# PROBLEM STATEMENT
Exactly repeat the material, dropping every picture from the copy.

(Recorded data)

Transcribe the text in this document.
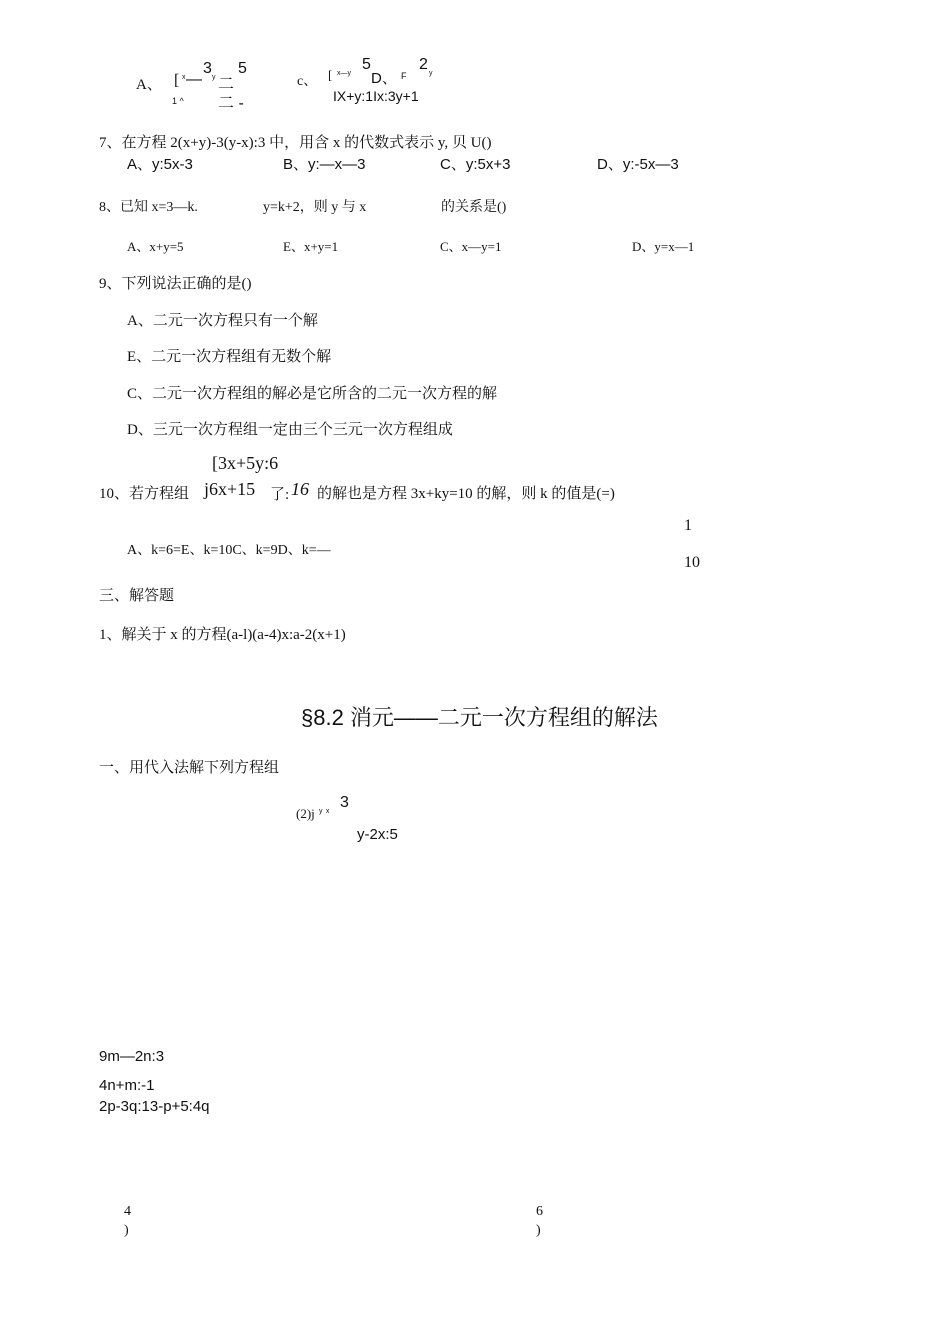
A、 [ x —
3
y 二
5
1 ^ 二 -
c、 [ x—y 
5
D、 F
2
y
IX+y:1Ix:3y+1
7、在方程 2(x+y)-3(y-x):3 中，用含 x 的代数式表示 y, 贝 U()
A、y:5x-3	B、y:—x—3	C、y:5x+3	D、y:-5x—3
8、已知 x=3—k.	y=k+2，则 y 与 x	的关系是()
A、x+y=5	E、x+y=1	C、x—y=1	D、y=x—1
9、下列说法正确的是()
A、二元一次方程只有一个解
E、二元一次方程组有无数个解
C、二元一次方程组的解必是它所含的二元一次方程的解
D、三元一次方程组一定由三个三元一次方程组成
[3x+5y:6
10、若方程组 j6x+15 了: 16 的解也是方程 3x+ky=10 的解，则 k 的值是(=)
A、k=6=E、k=10C、k=9D、k=—
1
10
三、解答题
1、解关于 x 的方程(a-l)(a-4)x:a-2(x+1)
§8.2 消元——二元一次方程组的解法
一、用代入法解下列方程组
(2)j y  x 
3
y-2x:5
9m—2n:3
4n+m:-1
2p-3q:13-p+5:4q
4
)
6
)
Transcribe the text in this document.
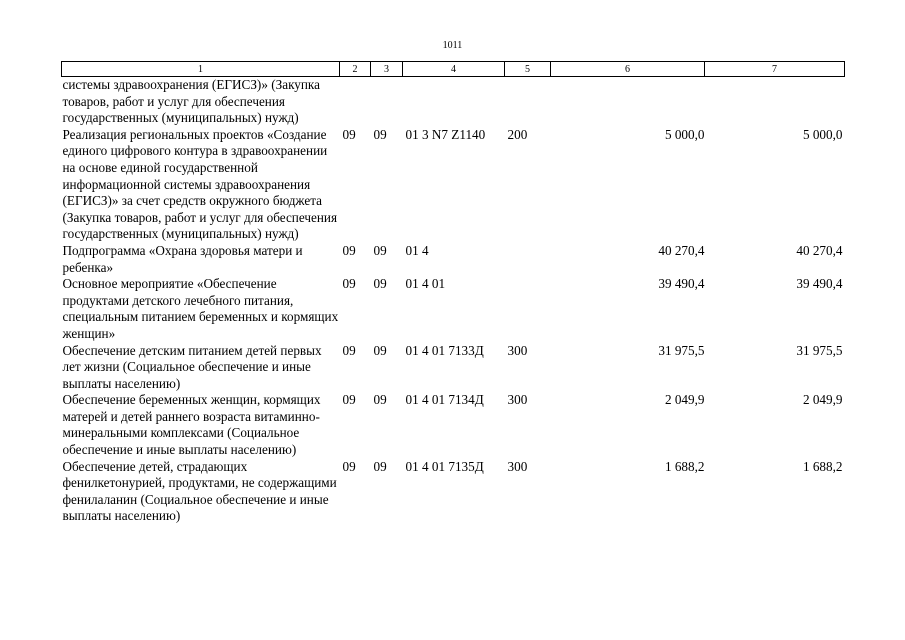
1011
1	2	3	4	5	6	7
системы здравоохранения (ЕГИСЗ)» (Закупка товаров, работ и услуг для обеспечения государственных (муниципальных) нужд)						
Реализация региональных проектов «Создание единого цифрового контура в здравоохранении на основе единой государственной информационной системы здравоохранения (ЕГИСЗ)» за счет средств окружного бюджета (Закупка товаров, работ и услуг для обеспечения государственных (муниципальных) нужд)	09	09	01 3 N7 Z1140	200	5 000,0	5 000,0
Подпрограмма «Охрана здоровья матери и ребенка»	09	09	01 4		40 270,4	40 270,4
Основное мероприятие «Обеспечение продуктами детского лечебного питания, специальным питанием беременных и кормящих женщин»	09	09	01 4 01		39 490,4	39 490,4
Обеспечение детским питанием детей первых лет жизни (Социальное обеспечение и иные выплаты населению)	09	09	01 4 01 7133Д	300	31 975,5	31 975,5
Обеспечение беременных женщин, кормящих матерей и детей раннего возраста витаминно-минеральными комплексами (Социальное обеспечение и иные выплаты населению)	09	09	01 4 01 7134Д	300	2 049,9	2 049,9
Обеспечение детей, страдающих фенилкетонурией, продуктами, не содержащими фенилаланин (Социальное обеспечение и иные выплаты населению)	09	09	01 4 01 7135Д	300	1 688,2	1 688,2
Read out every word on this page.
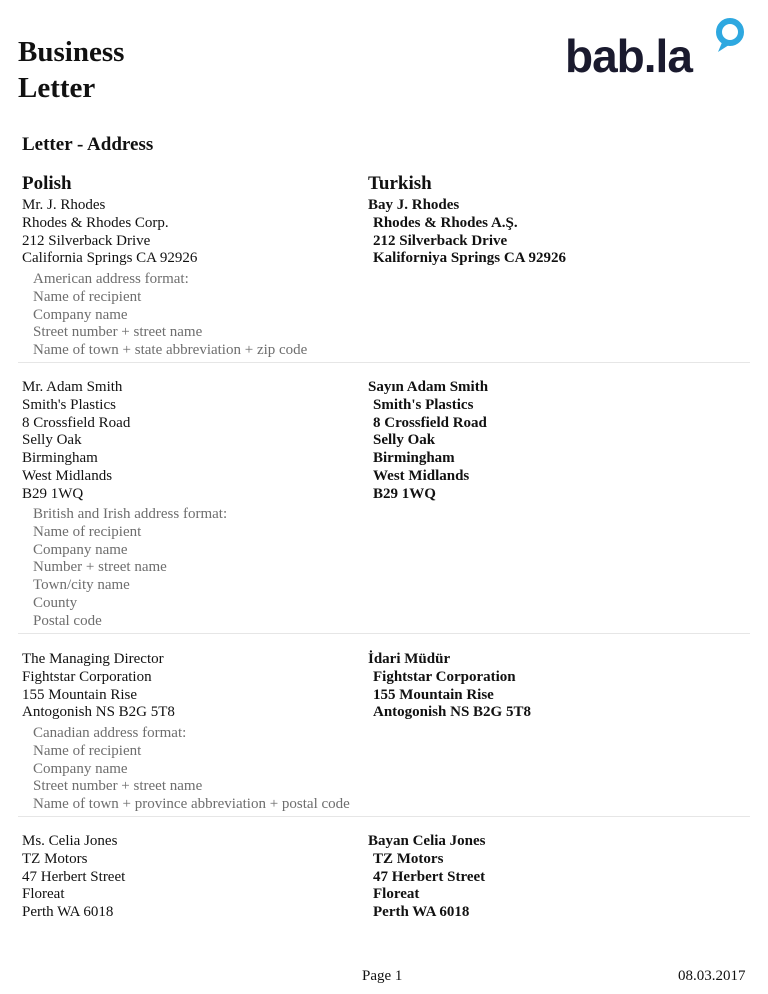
Business
Letter
bab.la
Letter - Address
Polish	Turkish
Mr. J. Rhodes
Rhodes & Rhodes Corp.
212 Silverback Drive
California Springs CA 92926
Bay J. Rhodes
Rhodes & Rhodes A.Ş.
212 Silverback Drive
Kaliforniya Springs CA 92926
American address format:
Name of recipient
Company name
Street number + street name
Name of town + state abbreviation + zip code
Mr. Adam Smith
Smith's Plastics
8 Crossfield Road
Selly Oak
Birmingham
West Midlands
B29 1WQ
Sayın Adam Smith
Smith's Plastics
8 Crossfield Road
Selly Oak
Birmingham
West Midlands
B29 1WQ
British and Irish address format:
Name of recipient
Company name
Number + street name
Town/city name
County
Postal code
The Managing Director
Fightstar Corporation
155 Mountain Rise
Antogonish NS B2G 5T8
İdari Müdür
Fightstar Corporation
155 Mountain Rise
Antogonish NS B2G 5T8
Canadian address format:
Name of recipient
Company name
Street number + street name
Name of town + province abbreviation + postal code
Ms. Celia Jones
TZ Motors
47 Herbert Street
Floreat
Perth WA 6018
Bayan Celia Jones
TZ Motors
47 Herbert Street
Floreat
Perth WA 6018
Page 1	08.03.2017
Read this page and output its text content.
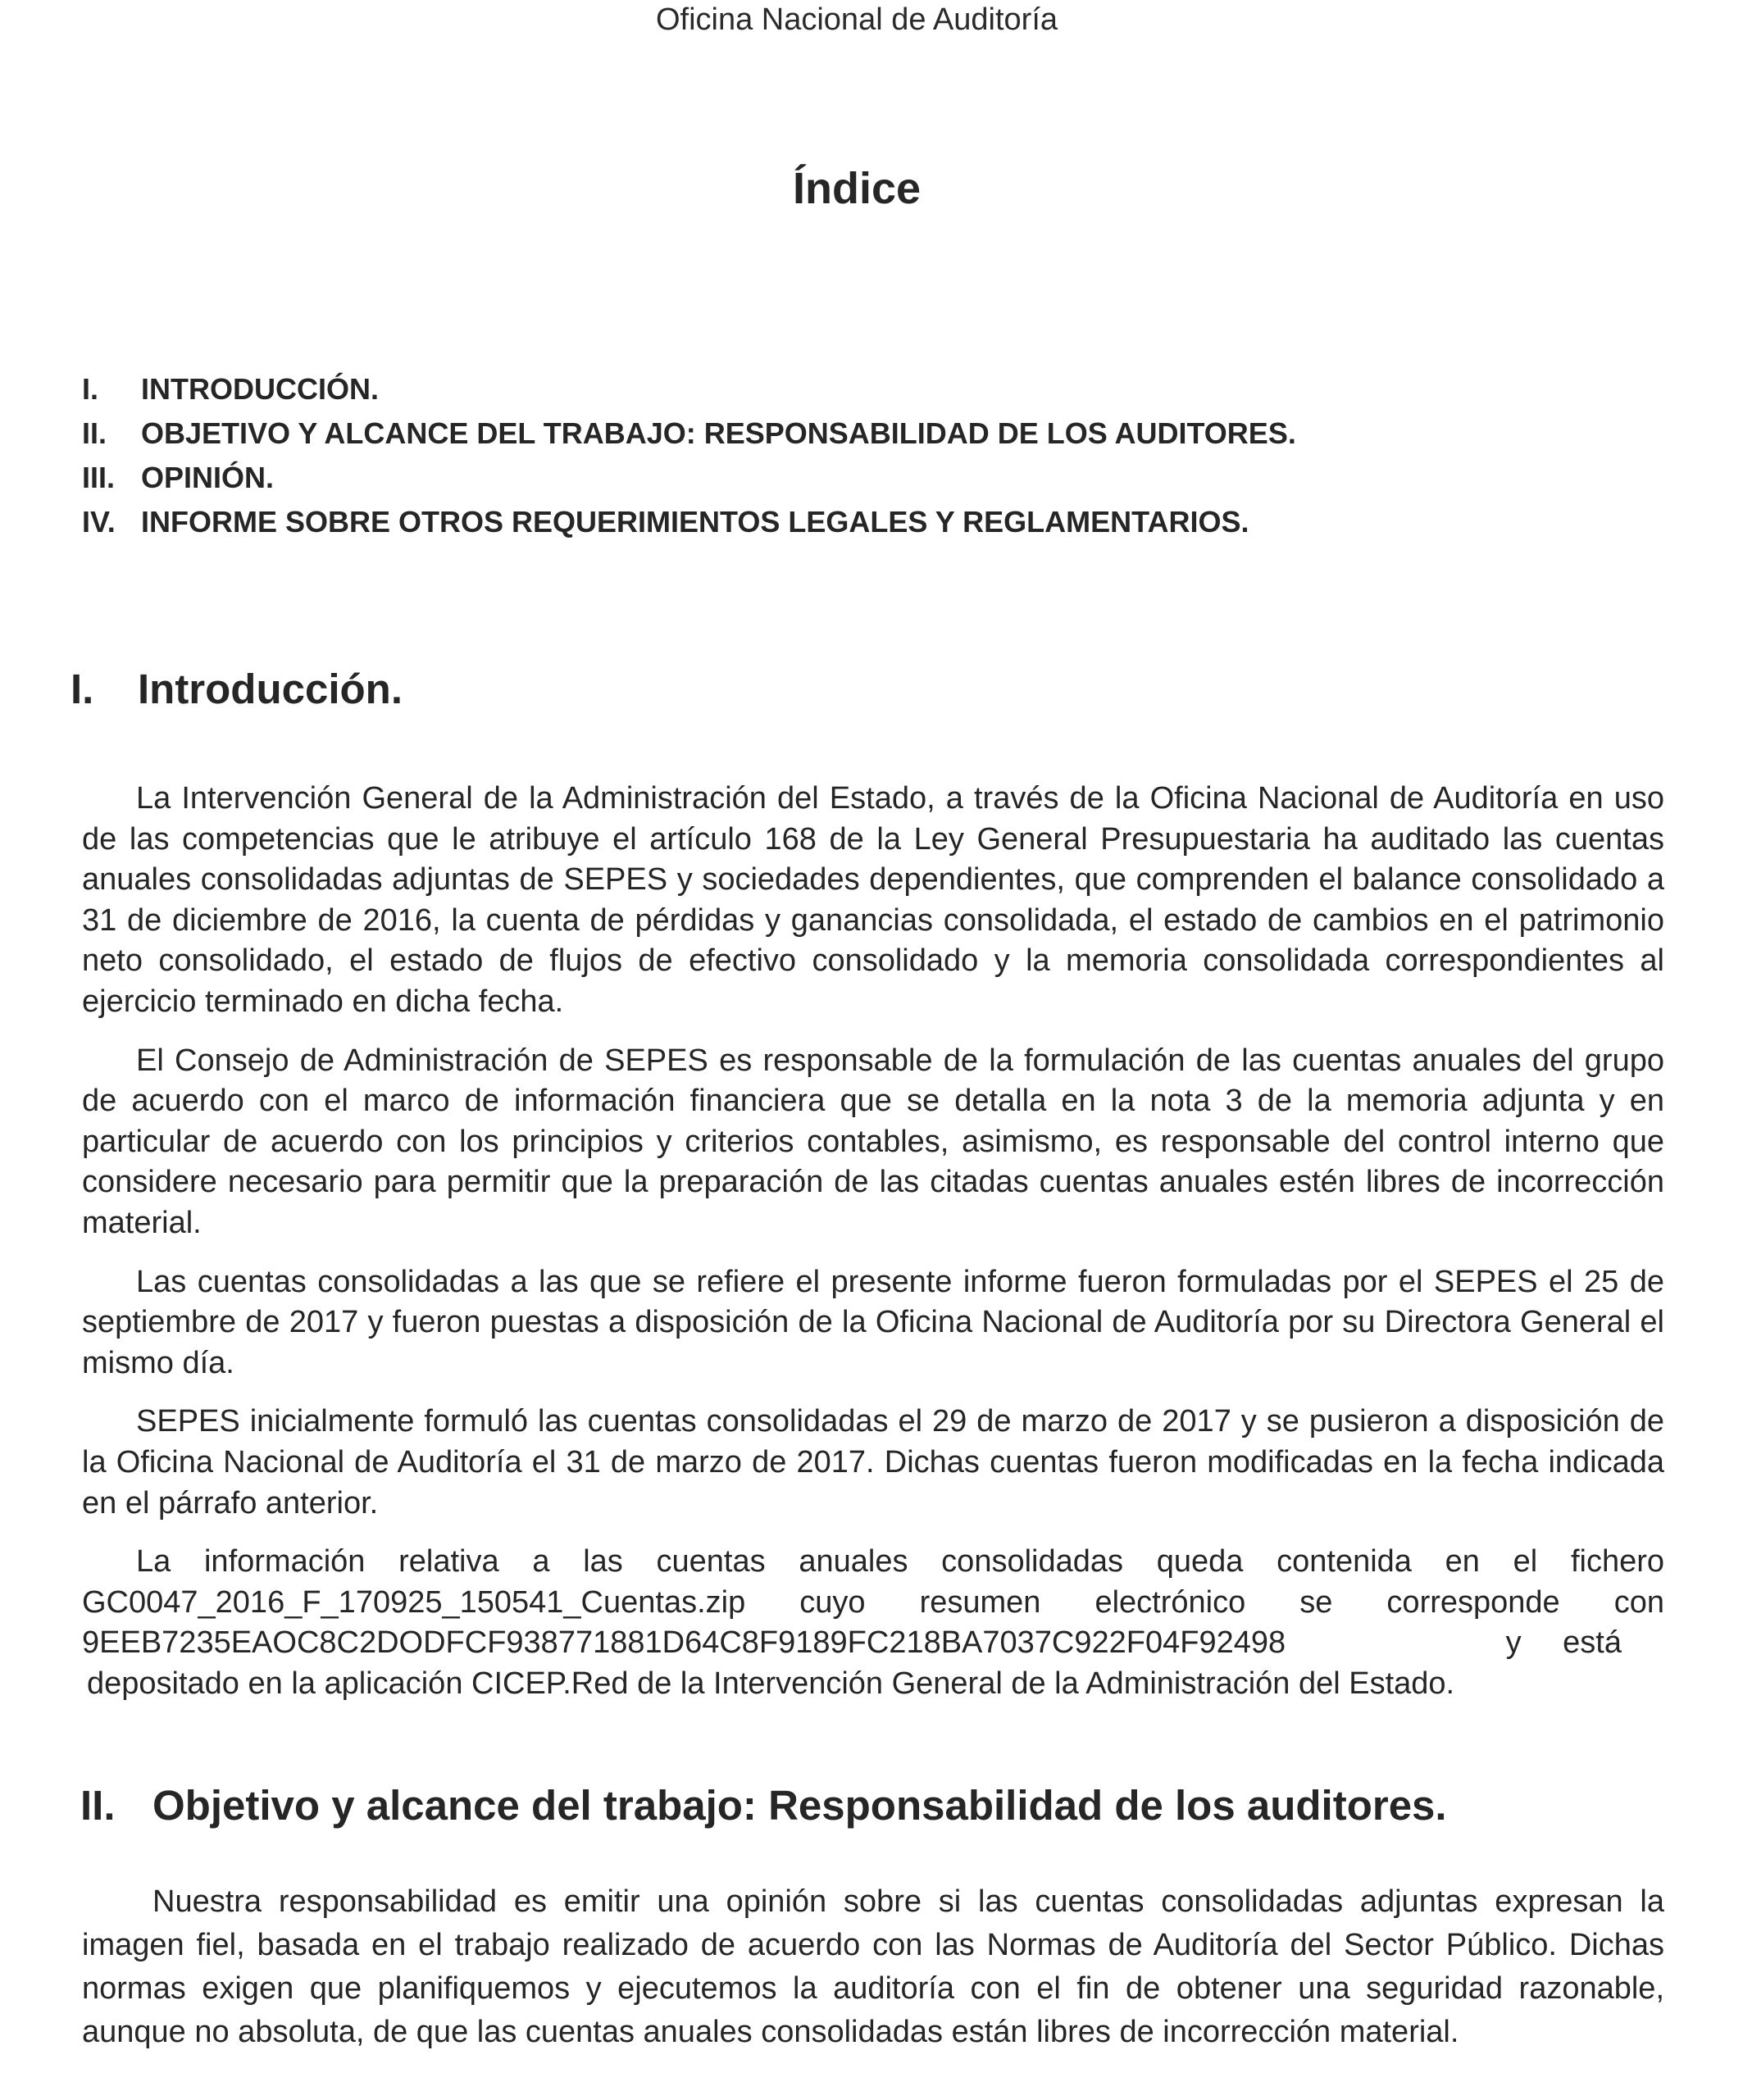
Oficina Nacional de Auditoría
Índice
I.	INTRODUCCIÓN.
II.	OBJETIVO Y ALCANCE DEL TRABAJO: RESPONSABILIDAD DE LOS AUDITORES.
III. OPINIÓN.
IV. INFORME SOBRE OTROS REQUERIMIENTOS LEGALES Y REGLAMENTARIOS.
I.	Introducción.

La Intervención General de la Administración del Estado, a través de la Oficina Nacional de Auditoría en uso de las competencias que le atribuye el artículo 168 de la Ley General Presupuestaria ha auditado las cuentas anuales consolidadas adjuntas de SEPES y sociedades dependientes, que comprenden el balance consolidado a 31 de diciembre de 2016, la cuenta de pérdidas y ganancias consolidada, el estado de cambios en el patrimonio neto consolidado, el estado de flujos de efectivo consolidado y la memoria consolidada correspondientes al ejercicio terminado en dicha fecha.

El Consejo de Administración de SEPES es responsable de la formulación de las cuentas anuales del grupo de acuerdo con el marco de información financiera que se detalla en la nota 3 de la memoria adjunta y en particular de acuerdo con los principios y criterios contables, asimismo, es responsable del control interno que considere necesario para permitir que la preparación de las citadas cuentas anuales estén libres de incorrección material.

Las cuentas consolidadas a las que se refiere el presente informe fueron formuladas por el SEPES el 25 de septiembre de 2017 y fueron puestas a disposición de la Oficina Nacional de Auditoría por su Directora General el mismo día.

SEPES inicialmente formuló las cuentas consolidadas el 29 de marzo de 2017 y se pusieron a disposición de la Oficina Nacional de Auditoría el 31 de marzo de 2017. Dichas cuentas fueron modificadas en la fecha indicada en el párrafo anterior.

La información relativa a las cuentas anuales consolidadas queda contenida en el fichero
GC0047_2016_F_170925_150541_Cuentas.zip cuyo resumen electrónico se corresponde con
9EEB7235EAOC8C2DODFCF938771881D64C8F9189FC218BA7037C922F04F92498	y está
depositado en la aplicación CICEP.Red de la Intervención General de la Administración del Estado.
II. Objetivo y alcance del trabajo: Responsabilidad de los auditores.

Nuestra responsabilidad es emitir una opinión sobre si las cuentas consolidadas adjuntas expresan la imagen fiel, basada en el trabajo realizado de acuerdo con las Normas de Auditoría del Sector Público. Dichas normas exigen que planifiquemos y ejecutemos la auditoría con el fin de obtener una seguridad razonable, aunque no absoluta, de que las cuentas anuales consolidadas están libres de incorrección material.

# SOLUTION TO THIS PROBLEM
Transcribe the text in this document.
A、 [ x —
3
y 二
5
1 ^ 二 -
c、 [ x—y 
5
D、 F
2
y
IX+y:1Ix:3y+1
7、在方程 2(x+y)-3(y-x):3 中，用含 x 的代数式表示 y, 贝 U()
A、y:5x-3	B、y:—x—3	C、y:5x+3	D、y:-5x—3
8、已知 x=3—k.	y=k+2，则 y 与 x	的关系是()
A、x+y=5	E、x+y=1	C、x—y=1	D、y=x—1
9、下列说法正确的是()
A、二元一次方程只有一个解
E、二元一次方程组有无数个解
C、二元一次方程组的解必是它所含的二元一次方程的解
D、三元一次方程组一定由三个三元一次方程组成
[3x+5y:6
10、若方程组 j6x+15 了: 16 的解也是方程 3x+ky=10 的解，则 k 的值是(=)
A、k=6=E、k=10C、k=9D、k=—
1
10
三、解答题
1、解关于 x 的方程(a-l)(a-4)x:a-2(x+1)
§8.2 消元——二元一次方程组的解法
一、用代入法解下列方程组
(2)j y  x 
3
y-2x:5
9m—2n:3
4n+m:-1
2p-3q:13-p+5:4q
4
)
6
)
Transcribe the text in this document.
1011
1	2	3	4	5	6	7
системы здравоохранения (ЕГИСЗ)» (Закупка товаров, работ и услуг для обеспечения государственных (муниципальных) нужд)						
Реализация региональных проектов «Создание единого цифрового контура в здравоохранении на основе единой государственной информационной системы здравоохранения (ЕГИСЗ)» за счет средств окружного бюджета (Закупка товаров, работ и услуг для обеспечения государственных (муниципальных) нужд)	09	09	01 3 N7 Z1140	200	5 000,0	5 000,0
Подпрограмма «Охрана здоровья матери и ребенка»	09	09	01 4		40 270,4	40 270,4
Основное мероприятие «Обеспечение продуктами детского лечебного питания, специальным питанием беременных и кормящих женщин»	09	09	01 4 01		39 490,4	39 490,4
Обеспечение детским питанием детей первых лет жизни (Социальное обеспечение и иные выплаты населению)	09	09	01 4 01 7133Д	300	31 975,5	31 975,5
Обеспечение беременных женщин, кормящих матерей и детей раннего возраста витаминно-минеральными комплексами (Социальное обеспечение и иные выплаты населению)	09	09	01 4 01 7134Д	300	2 049,9	2 049,9
Обеспечение детей, страдающих фенилкетонурией, продуктами, не содержащими фенилаланин (Социальное обеспечение и иные выплаты населению)	09	09	01 4 01 7135Д	300	1 688,2	1 688,2
Read out every word on this page.
Business
Letter
bab.la
Letter - Address
Polish	Turkish
Mr. J. Rhodes
Rhodes & Rhodes Corp.
212 Silverback Drive
California Springs CA 92926
Bay J. Rhodes
Rhodes & Rhodes A.Ş.
212 Silverback Drive
Kaliforniya Springs CA 92926
American address format:
Name of recipient
Company name
Street number + street name
Name of town + state abbreviation + zip code
Mr. Adam Smith
Smith's Plastics
8 Crossfield Road
Selly Oak
Birmingham
West Midlands
B29 1WQ
Sayın Adam Smith
Smith's Plastics
8 Crossfield Road
Selly Oak
Birmingham
West Midlands
B29 1WQ
British and Irish address format:
Name of recipient
Company name
Number + street name
Town/city name
County
Postal code
The Managing Director
Fightstar Corporation
155 Mountain Rise
Antogonish NS B2G 5T8
İdari Müdür
Fightstar Corporation
155 Mountain Rise
Antogonish NS B2G 5T8
Canadian address format:
Name of recipient
Company name
Street number + street name
Name of town + province abbreviation + postal code
Ms. Celia Jones
TZ Motors
47 Herbert Street
Floreat
Perth WA 6018
Bayan Celia Jones
TZ Motors
47 Herbert Street
Floreat
Perth WA 6018
Page 1	08.03.2017
Read this page and output its text content.
Oficina Nacional de Auditoría
Índice
I.	INTRODUCCIÓN.
II.	OBJETIVO Y ALCANCE DEL TRABAJO: RESPONSABILIDAD DE LOS AUDITORES.
III. OPINIÓN.
IV. INFORME SOBRE OTROS REQUERIMIENTOS LEGALES Y REGLAMENTARIOS.
I.	Introducción.

La Intervención General de la Administración del Estado, a través de la Oficina Nacional de Auditoría en uso de las competencias que le atribuye el artículo 168 de la Ley General Presupuestaria ha auditado las cuentas anuales consolidadas adjuntas de SEPES y sociedades dependientes, que comprenden el balance consolidado a 31 de diciembre de 2016, la cuenta de pérdidas y ganancias consolidada, el estado de cambios en el patrimonio neto consolidado, el estado de flujos de efectivo consolidado y la memoria consolidada correspondientes al ejercicio terminado en dicha fecha.

El Consejo de Administración de SEPES es responsable de la formulación de las cuentas anuales del grupo de acuerdo con el marco de información financiera que se detalla en la nota 3 de la memoria adjunta y en particular de acuerdo con los principios y criterios contables, asimismo, es responsable del control interno que considere necesario para permitir que la preparación de las citadas cuentas anuales estén libres de incorrección material.

Las cuentas consolidadas a las que se refiere el presente informe fueron formuladas por el SEPES el 25 de septiembre de 2017 y fueron puestas a disposición de la Oficina Nacional de Auditoría por su Directora General el mismo día.

SEPES inicialmente formuló las cuentas consolidadas el 29 de marzo de 2017 y se pusieron a disposición de la Oficina Nacional de Auditoría el 31 de marzo de 2017. Dichas cuentas fueron modificadas en la fecha indicada en el párrafo anterior.

La información relativa a las cuentas anuales consolidadas queda contenida en el fichero
GC0047_2016_F_170925_150541_Cuentas.zip cuyo resumen electrónico se corresponde con
9EEB7235EAOC8C2DODFCF938771881D64C8F9189FC218BA7037C922F04F92498	y está
depositado en la aplicación CICEP.Red de la Intervención General de la Administración del Estado.
II. Objetivo y alcance del trabajo: Responsabilidad de los auditores.

Nuestra responsabilidad es emitir una opinión sobre si las cuentas consolidadas adjuntas expresan la imagen fiel, basada en el trabajo realizado de acuerdo con las Normas de Auditoría del Sector Público. Dichas normas exigen que planifiquemos y ejecutemos la auditoría con el fin de obtener una seguridad razonable, aunque no absoluta, de que las cuentas anuales consolidadas están libres de incorrección material.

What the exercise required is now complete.